▶ **Information provided**

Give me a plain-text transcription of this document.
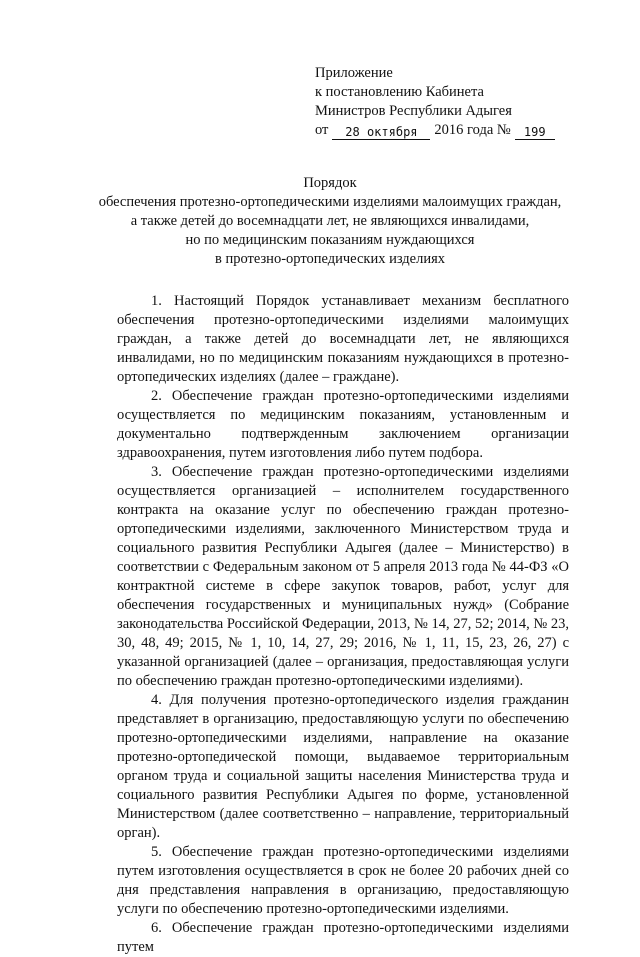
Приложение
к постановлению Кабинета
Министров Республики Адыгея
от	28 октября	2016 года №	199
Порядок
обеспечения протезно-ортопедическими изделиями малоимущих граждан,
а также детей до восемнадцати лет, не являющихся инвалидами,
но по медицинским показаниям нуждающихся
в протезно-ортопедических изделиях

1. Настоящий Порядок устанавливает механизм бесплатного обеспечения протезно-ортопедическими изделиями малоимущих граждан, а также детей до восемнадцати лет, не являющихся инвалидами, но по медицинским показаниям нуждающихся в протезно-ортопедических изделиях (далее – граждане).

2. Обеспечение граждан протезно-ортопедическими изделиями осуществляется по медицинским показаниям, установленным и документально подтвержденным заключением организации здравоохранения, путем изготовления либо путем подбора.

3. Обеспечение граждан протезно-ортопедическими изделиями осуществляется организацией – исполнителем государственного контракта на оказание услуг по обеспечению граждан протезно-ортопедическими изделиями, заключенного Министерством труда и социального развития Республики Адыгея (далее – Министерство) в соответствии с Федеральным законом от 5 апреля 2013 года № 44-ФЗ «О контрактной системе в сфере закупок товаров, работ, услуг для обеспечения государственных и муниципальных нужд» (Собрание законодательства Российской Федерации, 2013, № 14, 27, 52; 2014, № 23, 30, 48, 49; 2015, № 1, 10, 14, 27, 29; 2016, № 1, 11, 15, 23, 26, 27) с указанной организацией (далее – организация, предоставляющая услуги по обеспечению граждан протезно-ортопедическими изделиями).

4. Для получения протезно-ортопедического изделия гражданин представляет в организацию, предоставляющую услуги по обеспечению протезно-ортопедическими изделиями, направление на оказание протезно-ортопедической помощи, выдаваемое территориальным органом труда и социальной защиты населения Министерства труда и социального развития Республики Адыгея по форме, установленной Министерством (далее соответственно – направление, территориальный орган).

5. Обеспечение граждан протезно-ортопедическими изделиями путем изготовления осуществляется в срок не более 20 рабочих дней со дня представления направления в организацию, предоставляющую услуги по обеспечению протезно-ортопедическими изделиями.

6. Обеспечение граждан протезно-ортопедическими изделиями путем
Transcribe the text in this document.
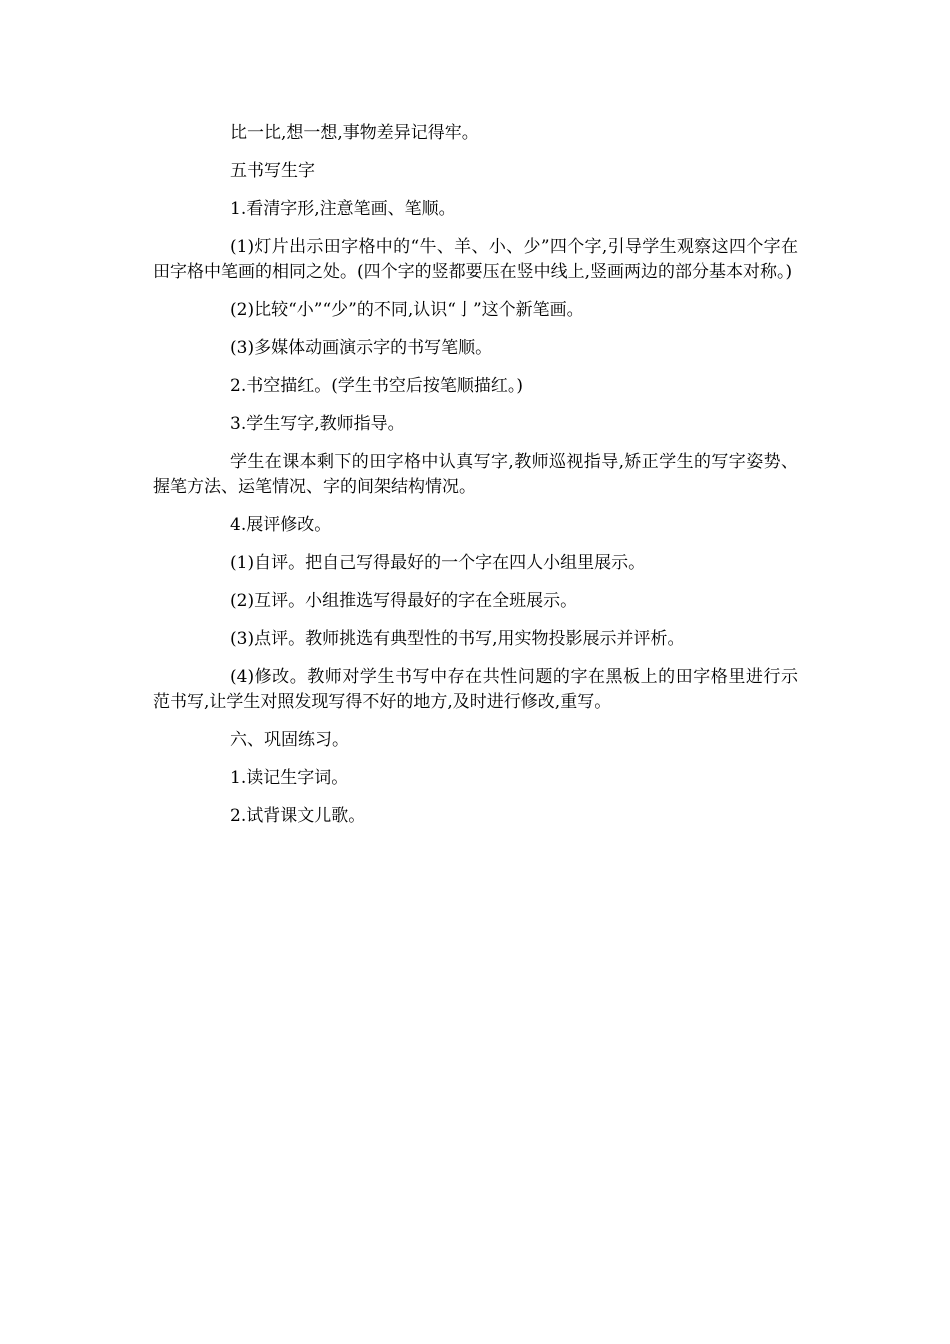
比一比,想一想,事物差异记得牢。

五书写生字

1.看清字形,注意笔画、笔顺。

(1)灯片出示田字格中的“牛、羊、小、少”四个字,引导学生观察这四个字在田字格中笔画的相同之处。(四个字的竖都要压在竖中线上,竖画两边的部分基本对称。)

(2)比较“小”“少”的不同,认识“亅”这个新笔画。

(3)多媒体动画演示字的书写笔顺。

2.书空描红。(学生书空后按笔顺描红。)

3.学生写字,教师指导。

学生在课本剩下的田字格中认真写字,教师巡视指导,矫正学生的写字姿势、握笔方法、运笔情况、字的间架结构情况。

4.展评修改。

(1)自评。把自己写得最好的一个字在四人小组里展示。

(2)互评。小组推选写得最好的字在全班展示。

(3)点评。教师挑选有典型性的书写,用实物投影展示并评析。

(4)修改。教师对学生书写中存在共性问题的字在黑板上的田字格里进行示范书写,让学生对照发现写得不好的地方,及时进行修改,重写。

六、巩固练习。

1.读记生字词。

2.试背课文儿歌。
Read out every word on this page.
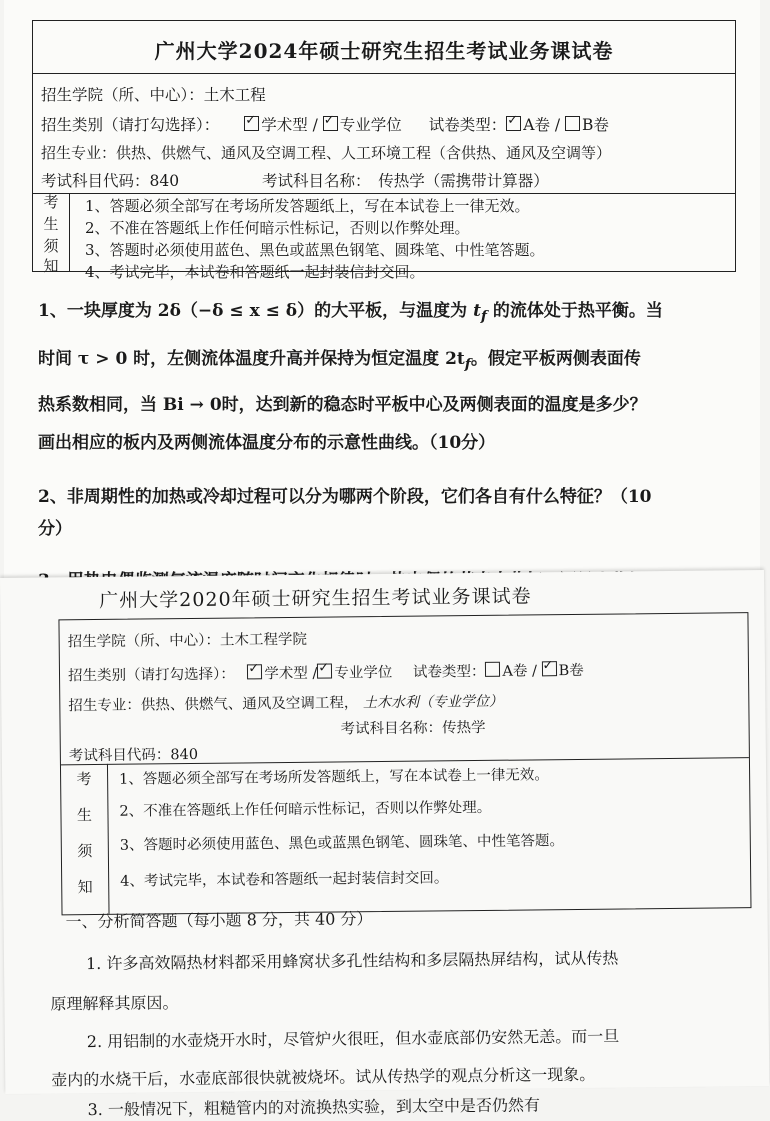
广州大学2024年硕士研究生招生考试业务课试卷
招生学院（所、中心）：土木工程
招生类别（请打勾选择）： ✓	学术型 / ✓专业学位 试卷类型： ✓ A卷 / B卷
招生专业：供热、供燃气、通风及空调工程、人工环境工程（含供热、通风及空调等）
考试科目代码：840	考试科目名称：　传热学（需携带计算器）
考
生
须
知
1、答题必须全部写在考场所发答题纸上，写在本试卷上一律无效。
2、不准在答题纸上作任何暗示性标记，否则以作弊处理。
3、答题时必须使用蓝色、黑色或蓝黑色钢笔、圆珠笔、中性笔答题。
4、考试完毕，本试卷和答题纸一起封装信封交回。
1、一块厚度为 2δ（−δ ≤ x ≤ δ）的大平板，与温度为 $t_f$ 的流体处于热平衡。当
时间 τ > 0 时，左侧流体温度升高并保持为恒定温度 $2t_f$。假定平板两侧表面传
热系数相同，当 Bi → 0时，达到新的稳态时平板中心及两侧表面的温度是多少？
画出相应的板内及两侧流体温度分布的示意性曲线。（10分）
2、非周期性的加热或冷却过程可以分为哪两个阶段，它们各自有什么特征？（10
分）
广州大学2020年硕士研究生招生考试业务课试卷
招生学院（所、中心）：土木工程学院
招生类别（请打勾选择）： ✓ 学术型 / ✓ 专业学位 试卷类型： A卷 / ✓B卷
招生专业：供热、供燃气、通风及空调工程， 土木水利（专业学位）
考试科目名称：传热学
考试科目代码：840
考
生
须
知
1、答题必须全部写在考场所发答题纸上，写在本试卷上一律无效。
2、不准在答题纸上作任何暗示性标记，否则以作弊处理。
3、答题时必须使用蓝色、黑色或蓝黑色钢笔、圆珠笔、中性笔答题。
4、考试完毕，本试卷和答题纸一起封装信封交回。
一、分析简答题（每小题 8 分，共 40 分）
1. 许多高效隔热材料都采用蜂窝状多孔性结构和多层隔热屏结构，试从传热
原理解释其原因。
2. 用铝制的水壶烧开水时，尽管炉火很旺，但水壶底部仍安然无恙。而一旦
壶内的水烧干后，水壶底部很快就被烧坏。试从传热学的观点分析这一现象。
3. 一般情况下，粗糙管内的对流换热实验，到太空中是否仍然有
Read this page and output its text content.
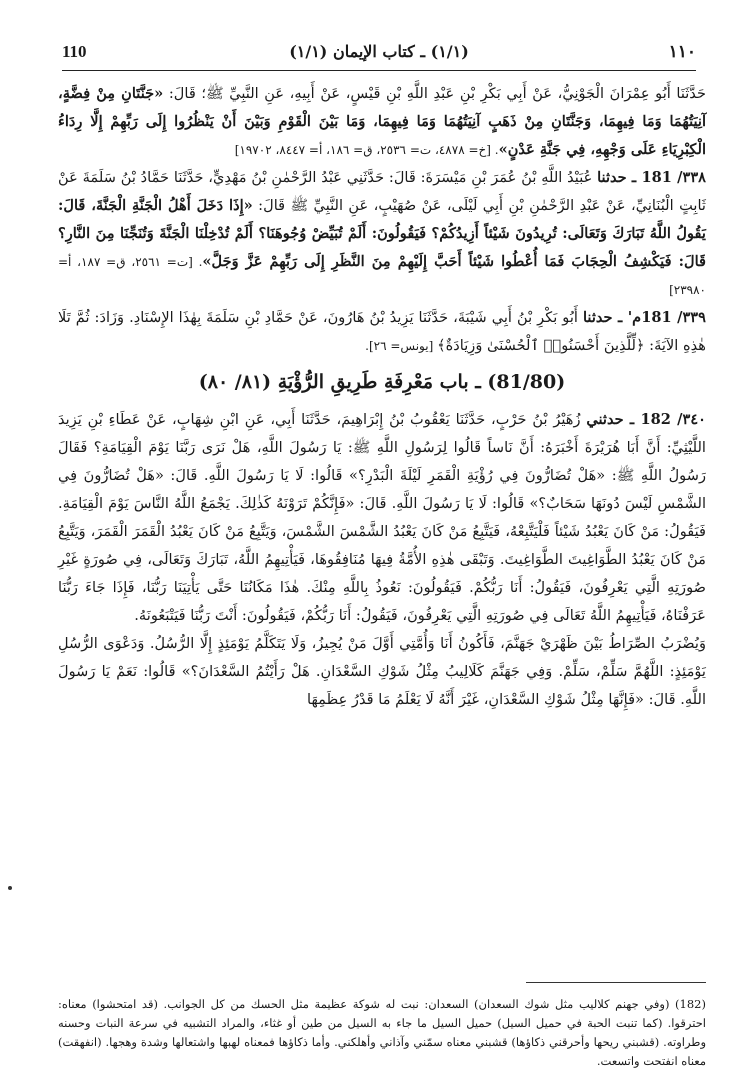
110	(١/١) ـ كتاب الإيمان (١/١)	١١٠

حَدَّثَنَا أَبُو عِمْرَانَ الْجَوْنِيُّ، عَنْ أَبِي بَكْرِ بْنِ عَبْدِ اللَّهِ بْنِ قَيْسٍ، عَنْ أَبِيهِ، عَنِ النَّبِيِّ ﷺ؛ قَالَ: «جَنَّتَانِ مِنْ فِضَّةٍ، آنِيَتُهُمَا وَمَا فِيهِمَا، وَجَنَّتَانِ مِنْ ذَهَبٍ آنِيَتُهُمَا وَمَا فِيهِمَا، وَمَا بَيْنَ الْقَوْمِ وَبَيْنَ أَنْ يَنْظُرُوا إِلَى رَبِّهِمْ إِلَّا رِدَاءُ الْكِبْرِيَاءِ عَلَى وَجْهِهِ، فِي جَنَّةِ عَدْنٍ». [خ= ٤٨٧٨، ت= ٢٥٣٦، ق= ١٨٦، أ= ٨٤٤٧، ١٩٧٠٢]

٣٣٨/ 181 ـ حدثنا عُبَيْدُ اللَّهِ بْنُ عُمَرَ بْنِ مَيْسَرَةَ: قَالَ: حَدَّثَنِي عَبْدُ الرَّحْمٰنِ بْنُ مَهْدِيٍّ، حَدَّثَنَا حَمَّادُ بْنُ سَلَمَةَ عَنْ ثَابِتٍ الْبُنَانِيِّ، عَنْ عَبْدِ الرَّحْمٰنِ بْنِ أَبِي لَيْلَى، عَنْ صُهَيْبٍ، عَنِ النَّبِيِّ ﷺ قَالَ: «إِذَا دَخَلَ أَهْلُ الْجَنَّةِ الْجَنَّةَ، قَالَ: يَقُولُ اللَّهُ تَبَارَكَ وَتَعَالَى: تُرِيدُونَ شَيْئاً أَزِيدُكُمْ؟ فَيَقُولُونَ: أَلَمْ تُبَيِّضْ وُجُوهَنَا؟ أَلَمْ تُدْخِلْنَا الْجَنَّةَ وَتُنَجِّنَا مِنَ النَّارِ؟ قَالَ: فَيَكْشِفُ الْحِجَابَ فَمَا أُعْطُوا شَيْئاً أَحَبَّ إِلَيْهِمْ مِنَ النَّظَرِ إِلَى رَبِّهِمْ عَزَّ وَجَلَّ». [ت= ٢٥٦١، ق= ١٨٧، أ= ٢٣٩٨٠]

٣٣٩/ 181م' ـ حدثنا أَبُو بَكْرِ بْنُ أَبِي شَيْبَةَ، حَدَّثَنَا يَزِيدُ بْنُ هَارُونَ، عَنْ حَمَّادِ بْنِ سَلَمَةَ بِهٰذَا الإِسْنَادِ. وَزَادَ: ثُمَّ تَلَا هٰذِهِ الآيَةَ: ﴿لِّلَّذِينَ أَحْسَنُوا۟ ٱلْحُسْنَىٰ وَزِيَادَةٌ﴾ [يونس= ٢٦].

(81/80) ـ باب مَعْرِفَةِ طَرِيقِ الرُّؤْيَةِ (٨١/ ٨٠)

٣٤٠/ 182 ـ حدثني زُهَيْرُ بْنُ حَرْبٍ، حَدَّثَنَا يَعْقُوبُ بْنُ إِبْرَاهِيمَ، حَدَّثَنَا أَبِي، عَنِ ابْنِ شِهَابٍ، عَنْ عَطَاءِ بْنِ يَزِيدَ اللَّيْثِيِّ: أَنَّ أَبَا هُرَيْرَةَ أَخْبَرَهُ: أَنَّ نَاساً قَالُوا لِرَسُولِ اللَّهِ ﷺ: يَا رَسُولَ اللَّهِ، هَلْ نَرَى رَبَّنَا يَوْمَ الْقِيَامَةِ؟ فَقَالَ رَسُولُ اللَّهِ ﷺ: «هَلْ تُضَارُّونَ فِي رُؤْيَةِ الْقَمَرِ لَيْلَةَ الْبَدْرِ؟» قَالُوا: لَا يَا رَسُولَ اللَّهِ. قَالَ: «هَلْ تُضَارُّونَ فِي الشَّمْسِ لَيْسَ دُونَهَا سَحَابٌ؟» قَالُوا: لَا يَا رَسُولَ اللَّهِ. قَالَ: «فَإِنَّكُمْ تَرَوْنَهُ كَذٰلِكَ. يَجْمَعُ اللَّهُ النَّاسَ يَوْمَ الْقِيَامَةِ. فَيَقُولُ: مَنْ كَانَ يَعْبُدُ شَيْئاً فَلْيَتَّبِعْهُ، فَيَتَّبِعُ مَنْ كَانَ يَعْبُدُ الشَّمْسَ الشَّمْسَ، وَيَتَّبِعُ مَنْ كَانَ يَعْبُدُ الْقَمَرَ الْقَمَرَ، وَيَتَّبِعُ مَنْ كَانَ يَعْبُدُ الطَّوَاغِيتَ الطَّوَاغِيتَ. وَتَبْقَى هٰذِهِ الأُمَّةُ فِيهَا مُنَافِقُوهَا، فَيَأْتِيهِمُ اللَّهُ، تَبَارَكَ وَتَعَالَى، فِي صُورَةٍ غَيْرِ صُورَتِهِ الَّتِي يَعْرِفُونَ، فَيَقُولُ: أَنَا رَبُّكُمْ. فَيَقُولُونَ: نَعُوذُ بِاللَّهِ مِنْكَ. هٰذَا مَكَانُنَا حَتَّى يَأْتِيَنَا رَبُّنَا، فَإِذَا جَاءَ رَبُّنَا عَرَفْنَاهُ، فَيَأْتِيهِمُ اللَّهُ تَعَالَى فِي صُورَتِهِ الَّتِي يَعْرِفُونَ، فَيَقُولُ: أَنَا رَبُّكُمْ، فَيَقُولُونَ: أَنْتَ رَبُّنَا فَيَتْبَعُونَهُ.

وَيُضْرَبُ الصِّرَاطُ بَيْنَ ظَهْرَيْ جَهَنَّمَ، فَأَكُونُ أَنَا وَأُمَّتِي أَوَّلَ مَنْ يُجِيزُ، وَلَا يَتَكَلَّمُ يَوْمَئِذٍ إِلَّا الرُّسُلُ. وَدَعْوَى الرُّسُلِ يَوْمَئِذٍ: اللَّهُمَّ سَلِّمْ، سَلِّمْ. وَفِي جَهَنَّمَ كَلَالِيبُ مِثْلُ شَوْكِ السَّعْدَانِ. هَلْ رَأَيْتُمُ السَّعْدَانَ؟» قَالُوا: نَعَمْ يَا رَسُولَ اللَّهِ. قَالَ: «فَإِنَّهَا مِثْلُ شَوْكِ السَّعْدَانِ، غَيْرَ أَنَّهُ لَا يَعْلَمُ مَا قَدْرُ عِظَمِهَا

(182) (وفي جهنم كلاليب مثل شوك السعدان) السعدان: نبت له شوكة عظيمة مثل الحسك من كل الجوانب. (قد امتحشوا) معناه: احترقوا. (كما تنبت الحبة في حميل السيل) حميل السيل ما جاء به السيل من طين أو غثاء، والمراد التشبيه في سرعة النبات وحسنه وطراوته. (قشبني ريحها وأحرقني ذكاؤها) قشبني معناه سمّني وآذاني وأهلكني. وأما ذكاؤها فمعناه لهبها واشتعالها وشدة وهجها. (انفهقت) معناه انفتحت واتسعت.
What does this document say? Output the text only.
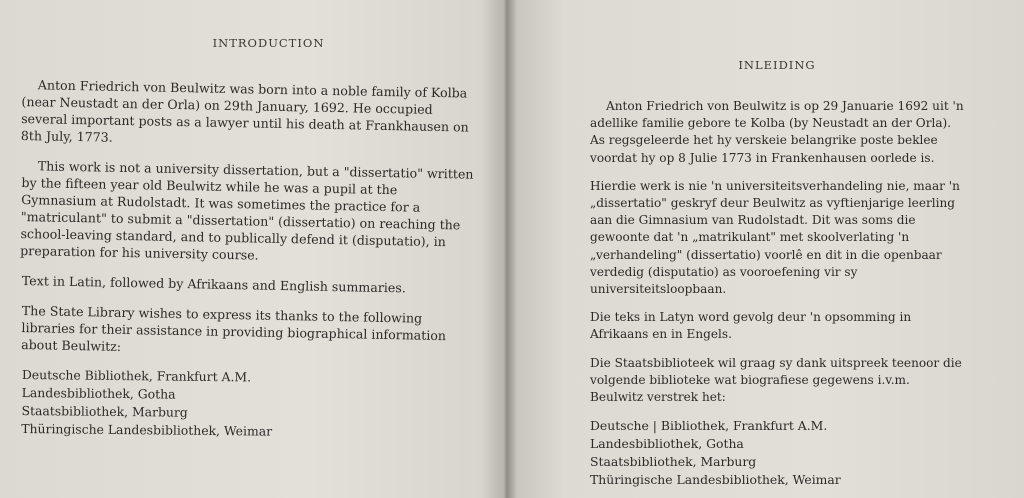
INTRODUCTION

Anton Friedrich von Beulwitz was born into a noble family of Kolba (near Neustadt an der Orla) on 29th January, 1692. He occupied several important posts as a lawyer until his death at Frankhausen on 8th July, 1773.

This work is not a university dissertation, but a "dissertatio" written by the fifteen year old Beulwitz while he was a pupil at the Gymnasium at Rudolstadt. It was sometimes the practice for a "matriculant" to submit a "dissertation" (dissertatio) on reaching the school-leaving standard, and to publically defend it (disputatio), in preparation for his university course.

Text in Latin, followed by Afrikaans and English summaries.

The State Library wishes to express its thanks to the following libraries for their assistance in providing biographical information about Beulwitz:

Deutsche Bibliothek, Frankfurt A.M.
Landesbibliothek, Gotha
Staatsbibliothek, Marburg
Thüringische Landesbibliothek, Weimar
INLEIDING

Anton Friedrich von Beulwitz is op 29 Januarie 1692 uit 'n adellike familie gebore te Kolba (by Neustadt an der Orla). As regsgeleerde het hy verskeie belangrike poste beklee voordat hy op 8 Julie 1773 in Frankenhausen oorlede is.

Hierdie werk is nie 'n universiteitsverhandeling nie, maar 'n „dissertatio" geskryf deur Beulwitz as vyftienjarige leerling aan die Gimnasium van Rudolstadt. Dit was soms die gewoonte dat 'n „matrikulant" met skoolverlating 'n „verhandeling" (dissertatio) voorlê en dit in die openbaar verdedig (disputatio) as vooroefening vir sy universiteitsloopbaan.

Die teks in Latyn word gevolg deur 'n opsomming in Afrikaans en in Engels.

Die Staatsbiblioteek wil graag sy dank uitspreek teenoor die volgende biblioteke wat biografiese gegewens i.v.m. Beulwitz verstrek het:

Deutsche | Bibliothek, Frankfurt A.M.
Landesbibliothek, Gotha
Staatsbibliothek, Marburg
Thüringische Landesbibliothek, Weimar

▶ **Request**
Within the listing above, find every line containing the string "Kolba" and return it.

▶ **Answer to this exercise**
Anton Friedrich von Beulwitz was born into a noble family of Kolba (near Neustadt an der Orla) on 29th January, 1692. He occupied several important posts as a lawyer until his death at Frankhausen on 8th July, 1773.
Anton Friedrich von Beulwitz is op 29 Januarie 1692 uit 'n adellike familie gebore te Kolba (by Neustadt an der Orla). As regsgeleerde het hy verskeie belangrike poste beklee voordat hy op 8 Julie 1773 in Frankenhausen oorlede is.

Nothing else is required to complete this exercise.